_TASK STATEMENT_:
Images are not part of the copy; transcribe all the data exactly.

_MATERIAL TO PROCESS_:
====

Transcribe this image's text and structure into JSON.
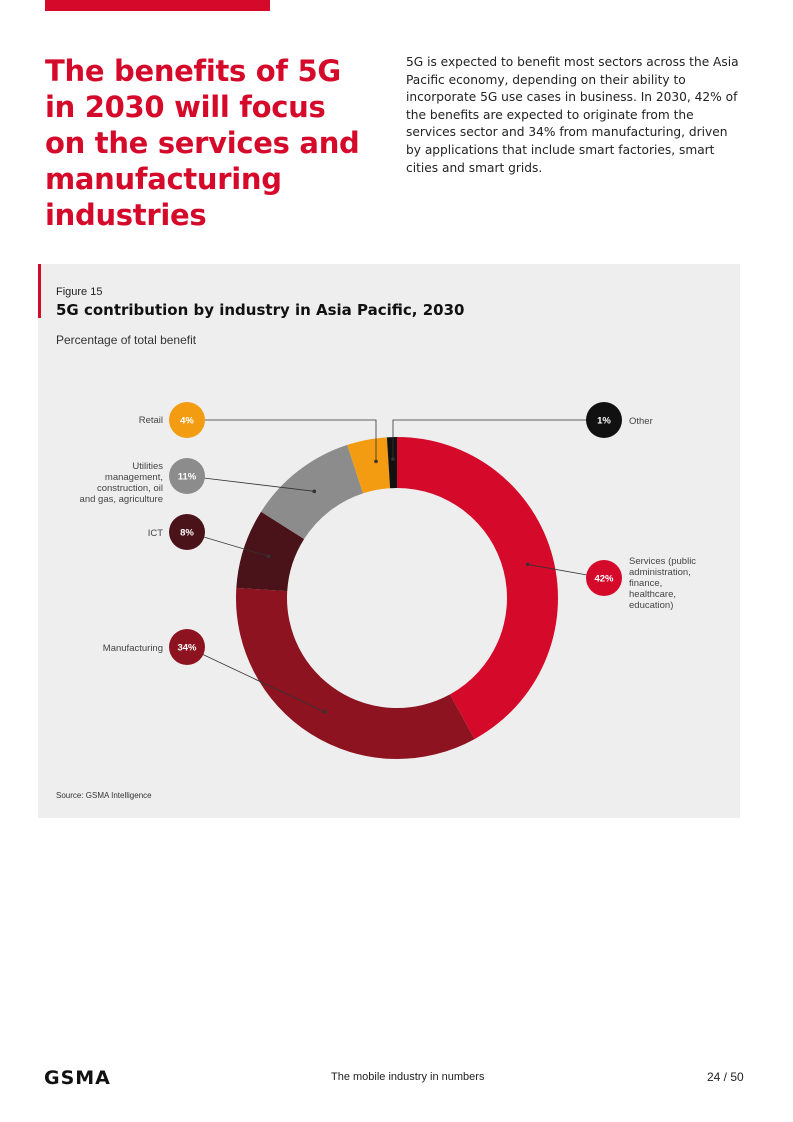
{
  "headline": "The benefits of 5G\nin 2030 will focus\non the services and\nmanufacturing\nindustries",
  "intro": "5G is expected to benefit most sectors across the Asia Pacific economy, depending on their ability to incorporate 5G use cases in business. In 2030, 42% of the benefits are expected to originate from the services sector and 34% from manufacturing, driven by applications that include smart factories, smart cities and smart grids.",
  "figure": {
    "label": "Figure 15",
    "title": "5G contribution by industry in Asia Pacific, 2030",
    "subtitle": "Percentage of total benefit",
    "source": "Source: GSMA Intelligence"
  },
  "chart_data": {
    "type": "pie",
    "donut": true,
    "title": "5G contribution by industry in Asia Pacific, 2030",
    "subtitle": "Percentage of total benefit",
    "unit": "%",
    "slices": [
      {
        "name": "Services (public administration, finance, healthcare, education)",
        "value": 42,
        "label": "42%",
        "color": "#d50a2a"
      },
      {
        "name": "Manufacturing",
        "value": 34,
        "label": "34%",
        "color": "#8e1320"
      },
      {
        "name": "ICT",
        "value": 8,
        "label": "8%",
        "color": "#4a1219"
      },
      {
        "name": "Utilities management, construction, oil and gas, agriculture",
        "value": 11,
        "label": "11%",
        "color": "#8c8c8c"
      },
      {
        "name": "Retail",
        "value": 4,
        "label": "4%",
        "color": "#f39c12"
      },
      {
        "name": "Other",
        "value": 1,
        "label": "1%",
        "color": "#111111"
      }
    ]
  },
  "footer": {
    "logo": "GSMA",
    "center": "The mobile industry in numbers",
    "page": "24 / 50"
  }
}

====

_EXERCISE ANSWER_:
Transcribe this image's text and structure into JSON.
{
  "headline": "The benefits of 5G\nin 2030 will focus\non the services and\nmanufacturing\nindustries",
  "intro": "5G is expected to benefit most sectors across the Asia Pacific economy, depending on their ability to incorporate 5G use cases in business. In 2030, 42% of the benefits are expected to originate from the services sector and 34% from manufacturing, driven by applications that include smart factories, smart cities and smart grids.",
  "figure": {
    "label": "Figure 15",
    "title": "5G contribution by industry in Asia Pacific, 2030",
    "subtitle": "Percentage of total benefit",
    "source": "Source: GSMA Intelligence"
  },
  "chart_data": {
    "type": "pie",
    "donut": true,
    "title": "5G contribution by industry in Asia Pacific, 2030",
    "subtitle": "Percentage of total benefit",
    "unit": "%",
    "slices": [
      {
        "name": "Services (public administration, finance, healthcare, education)",
        "value": 42,
        "label": "42%",
        "color": "#d50a2a"
      },
      {
        "name": "Manufacturing",
        "value": 34,
        "label": "34%",
        "color": "#8e1320"
      },
      {
        "name": "ICT",
        "value": 8,
        "label": "8%",
        "color": "#4a1219"
      },
      {
        "name": "Utilities management, construction, oil and gas, agriculture",
        "value": 11,
        "label": "11%",
        "color": "#8c8c8c"
      },
      {
        "name": "Retail",
        "value": 4,
        "label": "4%",
        "color": "#f39c12"
      },
      {
        "name": "Other",
        "value": 1,
        "label": "1%",
        "color": "#111111"
      }
    ]
  },
  "footer": {
    "logo": "GSMA",
    "center": "The mobile industry in numbers",
    "page": "24 / 50"
  }
}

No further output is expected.